■ Your objective
All of the data below should be written out exactly.

[Dataset rows about figures]

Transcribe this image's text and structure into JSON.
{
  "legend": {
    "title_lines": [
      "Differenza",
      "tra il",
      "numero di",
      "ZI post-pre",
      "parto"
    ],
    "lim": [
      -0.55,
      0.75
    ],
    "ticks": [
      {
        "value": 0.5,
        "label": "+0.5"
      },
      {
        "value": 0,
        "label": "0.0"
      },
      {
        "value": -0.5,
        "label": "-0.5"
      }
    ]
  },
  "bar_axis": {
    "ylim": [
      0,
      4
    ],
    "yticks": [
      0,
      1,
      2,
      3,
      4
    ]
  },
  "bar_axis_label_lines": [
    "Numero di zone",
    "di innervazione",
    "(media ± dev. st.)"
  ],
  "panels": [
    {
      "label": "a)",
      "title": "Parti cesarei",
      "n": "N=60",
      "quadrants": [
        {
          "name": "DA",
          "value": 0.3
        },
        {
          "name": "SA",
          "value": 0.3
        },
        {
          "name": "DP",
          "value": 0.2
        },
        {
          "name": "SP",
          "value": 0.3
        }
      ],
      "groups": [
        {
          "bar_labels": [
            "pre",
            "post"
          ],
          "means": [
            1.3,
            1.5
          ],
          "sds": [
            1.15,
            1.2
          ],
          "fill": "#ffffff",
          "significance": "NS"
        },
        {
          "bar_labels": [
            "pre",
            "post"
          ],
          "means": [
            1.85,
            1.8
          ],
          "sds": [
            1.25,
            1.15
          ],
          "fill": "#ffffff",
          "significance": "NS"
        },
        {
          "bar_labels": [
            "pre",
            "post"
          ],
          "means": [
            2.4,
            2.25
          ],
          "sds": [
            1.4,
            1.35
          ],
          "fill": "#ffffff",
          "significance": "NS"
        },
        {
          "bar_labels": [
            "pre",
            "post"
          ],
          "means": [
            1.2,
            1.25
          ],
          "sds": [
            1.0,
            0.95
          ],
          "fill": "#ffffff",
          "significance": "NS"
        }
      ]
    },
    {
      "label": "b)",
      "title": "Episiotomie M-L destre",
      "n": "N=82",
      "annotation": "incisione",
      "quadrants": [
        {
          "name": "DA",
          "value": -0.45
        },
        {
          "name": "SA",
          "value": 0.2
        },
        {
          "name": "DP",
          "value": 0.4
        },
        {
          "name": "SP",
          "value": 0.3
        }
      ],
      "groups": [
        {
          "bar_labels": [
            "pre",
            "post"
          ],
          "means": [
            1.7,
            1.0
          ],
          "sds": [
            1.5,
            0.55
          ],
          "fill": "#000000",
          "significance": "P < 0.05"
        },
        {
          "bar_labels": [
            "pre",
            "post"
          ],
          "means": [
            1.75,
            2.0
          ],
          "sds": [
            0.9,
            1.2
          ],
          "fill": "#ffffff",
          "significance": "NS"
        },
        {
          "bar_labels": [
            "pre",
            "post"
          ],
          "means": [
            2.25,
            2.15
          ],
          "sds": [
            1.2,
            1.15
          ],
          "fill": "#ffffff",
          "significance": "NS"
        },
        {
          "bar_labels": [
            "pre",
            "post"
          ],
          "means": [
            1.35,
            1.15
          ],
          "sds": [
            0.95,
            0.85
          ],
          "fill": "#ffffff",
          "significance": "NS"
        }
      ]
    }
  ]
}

■ Solution for this problem
Transcribe this image's text and structure into JSON.
{
  "legend": {
    "title_lines": [
      "Differenza",
      "tra il",
      "numero di",
      "ZI post-pre",
      "parto"
    ],
    "lim": [
      -0.55,
      0.75
    ],
    "ticks": [
      {
        "value": 0.5,
        "label": "+0.5"
      },
      {
        "value": 0,
        "label": "0.0"
      },
      {
        "value": -0.5,
        "label": "-0.5"
      }
    ]
  },
  "bar_axis": {
    "ylim": [
      0,
      4
    ],
    "yticks": [
      0,
      1,
      2,
      3,
      4
    ]
  },
  "bar_axis_label_lines": [
    "Numero di zone",
    "di innervazione",
    "(media ± dev. st.)"
  ],
  "panels": [
    {
      "label": "a)",
      "title": "Parti cesarei",
      "n": "N=60",
      "quadrants": [
        {
          "name": "DA",
          "value": 0.3
        },
        {
          "name": "SA",
          "value": 0.3
        },
        {
          "name": "DP",
          "value": 0.2
        },
        {
          "name": "SP",
          "value": 0.3
        }
      ],
      "groups": [
        {
          "bar_labels": [
            "pre",
            "post"
          ],
          "means": [
            1.3,
            1.5
          ],
          "sds": [
            1.15,
            1.2
          ],
          "fill": "#ffffff",
          "significance": "NS"
        },
        {
          "bar_labels": [
            "pre",
            "post"
          ],
          "means": [
            1.85,
            1.8
          ],
          "sds": [
            1.25,
            1.15
          ],
          "fill": "#ffffff",
          "significance": "NS"
        },
        {
          "bar_labels": [
            "pre",
            "post"
          ],
          "means": [
            2.4,
            2.25
          ],
          "sds": [
            1.4,
            1.35
          ],
          "fill": "#ffffff",
          "significance": "NS"
        },
        {
          "bar_labels": [
            "pre",
            "post"
          ],
          "means": [
            1.2,
            1.25
          ],
          "sds": [
            1.0,
            0.95
          ],
          "fill": "#ffffff",
          "significance": "NS"
        }
      ]
    },
    {
      "label": "b)",
      "title": "Episiotomie M-L destre",
      "n": "N=82",
      "annotation": "incisione",
      "quadrants": [
        {
          "name": "DA",
          "value": -0.45
        },
        {
          "name": "SA",
          "value": 0.2
        },
        {
          "name": "DP",
          "value": 0.4
        },
        {
          "name": "SP",
          "value": 0.3
        }
      ],
      "groups": [
        {
          "bar_labels": [
            "pre",
            "post"
          ],
          "means": [
            1.7,
            1.0
          ],
          "sds": [
            1.5,
            0.55
          ],
          "fill": "#000000",
          "significance": "P < 0.05"
        },
        {
          "bar_labels": [
            "pre",
            "post"
          ],
          "means": [
            1.75,
            2.0
          ],
          "sds": [
            0.9,
            1.2
          ],
          "fill": "#ffffff",
          "significance": "NS"
        },
        {
          "bar_labels": [
            "pre",
            "post"
          ],
          "means": [
            2.25,
            2.15
          ],
          "sds": [
            1.2,
            1.15
          ],
          "fill": "#ffffff",
          "significance": "NS"
        },
        {
          "bar_labels": [
            "pre",
            "post"
          ],
          "means": [
            1.35,
            1.15
          ],
          "sds": [
            0.95,
            0.85
          ],
          "fill": "#ffffff",
          "significance": "NS"
        }
      ]
    }
  ]
}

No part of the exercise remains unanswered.